The general practitioner should be familiar with tools and techniques to assist in the identification and management of adverse life stress. These will be discussed further in the upcoming series.

Incorporating lifestyle interventions into general practice
Thus it is clear that healthy lifestyle interventions constitute an important component of best practice medicine in the prevention and treatment of many diseases.

Yet, too often, lifestyle modification is mentioned in a single line or paragraph in position statements guiding disease management. Moreover, despite proven efficacy, lifestyle modification is not taught to medical doctors at medical school.

Therefore, it is not surprising that general practitioners often feel insufficiently equipped to council a patient regarding exercise habits, smoking cessation, stress management strategies and healthy nutritional choices. They are also often not aware of the roles that allied healthcare practitioners can play in assisting lifestyle prescription.

───

### TASKS
(1) According to the text on lifestyle interventions in general practice, what is not taught to medical doctors at medical school despite proven efficacy?
(2) Rewrite the text on lifestyle interventions in general practice starting with "Incorporating lifestyle interventions" and going on through "assisting lifestyle prescription.", using "behavior change" in place of "lifestyle modification".
(3) Please carry the text on lifestyle interventions in general practice forward from where it stops.
The records have no connection to the text on lifestyle interventions in general practice.

───

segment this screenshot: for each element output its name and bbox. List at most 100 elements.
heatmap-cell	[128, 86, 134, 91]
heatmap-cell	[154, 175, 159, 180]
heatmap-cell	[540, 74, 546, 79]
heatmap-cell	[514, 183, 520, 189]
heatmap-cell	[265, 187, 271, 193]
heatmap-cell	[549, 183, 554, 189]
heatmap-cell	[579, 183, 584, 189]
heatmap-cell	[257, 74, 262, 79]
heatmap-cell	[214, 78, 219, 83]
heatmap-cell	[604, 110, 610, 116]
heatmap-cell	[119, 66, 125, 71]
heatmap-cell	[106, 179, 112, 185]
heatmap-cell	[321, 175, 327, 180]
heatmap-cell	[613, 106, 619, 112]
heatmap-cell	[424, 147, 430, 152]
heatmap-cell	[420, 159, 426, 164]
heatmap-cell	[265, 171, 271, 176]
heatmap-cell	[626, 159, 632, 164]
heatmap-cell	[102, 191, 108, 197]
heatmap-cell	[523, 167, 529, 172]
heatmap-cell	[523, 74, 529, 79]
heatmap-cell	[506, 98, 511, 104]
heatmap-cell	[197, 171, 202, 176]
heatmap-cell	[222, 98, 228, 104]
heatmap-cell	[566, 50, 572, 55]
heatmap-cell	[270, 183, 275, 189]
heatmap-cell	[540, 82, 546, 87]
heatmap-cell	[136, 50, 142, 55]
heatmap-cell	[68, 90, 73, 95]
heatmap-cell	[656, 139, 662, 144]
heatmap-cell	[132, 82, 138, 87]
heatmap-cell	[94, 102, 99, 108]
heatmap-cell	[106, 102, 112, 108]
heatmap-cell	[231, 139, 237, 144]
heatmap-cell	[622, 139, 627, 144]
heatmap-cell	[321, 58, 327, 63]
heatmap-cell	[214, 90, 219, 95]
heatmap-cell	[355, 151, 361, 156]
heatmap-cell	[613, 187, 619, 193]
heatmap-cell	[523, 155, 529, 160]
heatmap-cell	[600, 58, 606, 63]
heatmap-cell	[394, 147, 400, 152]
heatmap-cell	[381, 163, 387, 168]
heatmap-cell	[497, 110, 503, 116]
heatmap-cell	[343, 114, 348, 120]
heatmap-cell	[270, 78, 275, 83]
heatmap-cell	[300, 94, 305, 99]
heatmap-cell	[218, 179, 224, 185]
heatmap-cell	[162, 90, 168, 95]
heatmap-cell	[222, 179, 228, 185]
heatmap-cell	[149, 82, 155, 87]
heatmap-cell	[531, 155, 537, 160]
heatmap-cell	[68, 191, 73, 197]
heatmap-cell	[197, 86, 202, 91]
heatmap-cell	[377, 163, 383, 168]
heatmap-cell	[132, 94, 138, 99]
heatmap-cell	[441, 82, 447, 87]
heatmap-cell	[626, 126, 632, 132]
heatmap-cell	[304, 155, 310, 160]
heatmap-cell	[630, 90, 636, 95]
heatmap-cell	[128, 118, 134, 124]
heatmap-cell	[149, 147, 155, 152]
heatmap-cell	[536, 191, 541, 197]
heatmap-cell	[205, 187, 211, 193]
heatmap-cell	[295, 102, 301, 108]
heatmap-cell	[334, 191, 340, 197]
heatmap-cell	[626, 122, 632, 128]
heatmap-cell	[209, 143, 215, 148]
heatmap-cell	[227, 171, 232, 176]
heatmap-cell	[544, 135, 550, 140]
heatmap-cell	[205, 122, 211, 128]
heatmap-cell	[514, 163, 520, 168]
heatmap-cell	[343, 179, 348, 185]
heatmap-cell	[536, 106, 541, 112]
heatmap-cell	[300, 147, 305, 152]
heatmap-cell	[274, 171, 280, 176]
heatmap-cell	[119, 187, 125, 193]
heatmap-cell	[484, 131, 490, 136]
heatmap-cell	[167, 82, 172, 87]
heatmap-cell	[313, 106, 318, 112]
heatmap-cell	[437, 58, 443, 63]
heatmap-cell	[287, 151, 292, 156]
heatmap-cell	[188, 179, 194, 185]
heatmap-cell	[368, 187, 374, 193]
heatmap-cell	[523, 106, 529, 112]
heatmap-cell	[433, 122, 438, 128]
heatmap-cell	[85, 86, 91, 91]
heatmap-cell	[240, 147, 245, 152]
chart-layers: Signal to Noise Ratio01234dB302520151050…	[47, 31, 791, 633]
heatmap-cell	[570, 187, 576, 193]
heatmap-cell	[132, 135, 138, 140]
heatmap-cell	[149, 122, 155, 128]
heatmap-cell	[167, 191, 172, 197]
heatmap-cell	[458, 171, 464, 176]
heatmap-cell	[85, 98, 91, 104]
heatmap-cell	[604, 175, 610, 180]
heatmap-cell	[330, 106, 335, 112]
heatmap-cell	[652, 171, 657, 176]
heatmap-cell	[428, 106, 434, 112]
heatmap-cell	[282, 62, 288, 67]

───

### ANSWERS IN ORDER
(1) Lifestyle modification.

(2)
Incorporating lifestyle interventions into general practice
Thus it is clear that healthy lifestyle interventions constitute an important component of best practice medicine in the prevention and treatment of many diseases.

Yet, too often, behavior change is mentioned in a single line or paragraph in position statements guiding disease management. Moreover, despite proven efficacy, behavior change is not taught to medical doctors at medical school.

Therefore, it is not surprising that general practitioners often feel insufficiently equipped to council a patient regarding exercise habits, smoking cessation, stress management strategies and healthy nutritional choices. They are also often not aware of the roles that allied healthcare practitioners can play in assisting lifestyle prescription.

(3)
A recent study conducted by the American College of Sports Medicine (ACSM) indicated that nearly two-thirds of patients (65%) would be more interested in exercising to stay healthy if advised by their doctor and given additional resources.

Four out of 10 physicians (41%) talk to their patients about the importance of exercise, but don’t always offer suggestions on the best ways to be physically active. Patients (25%) look to their doctor first for advice on exercise and physical activity. They turn next to fitness and health web sites (24%).

It is therefore important that the general practitioner has thought through an approach to lifestyle modification when confronted by the patient.

Practical ideas to incorporate lifestyle modification into general practice
The following are practical ideas to incorporate lifestyle modification into general practice.

All general practitioners are encouraged to talk to their patients about the health benefits of exercise, healthy dietary and other lifestyle choices and to strongly recommend that their patients engage in appropriate exercise, eating habits and stress management if indicated.

Post exercise/physical activity/healthy nutrition/smoking cessation materials and/or posters throughout your office. Place information in your waiting rooms to reinforce messages about the importance of physical activity, healthy diet, smoking cessation and other lifestyle choices.
Make a brief exercise and dietary consultation a regular part of your interaction with each patient during most visits.
Ask patients to keep a basic food and physical activity diary.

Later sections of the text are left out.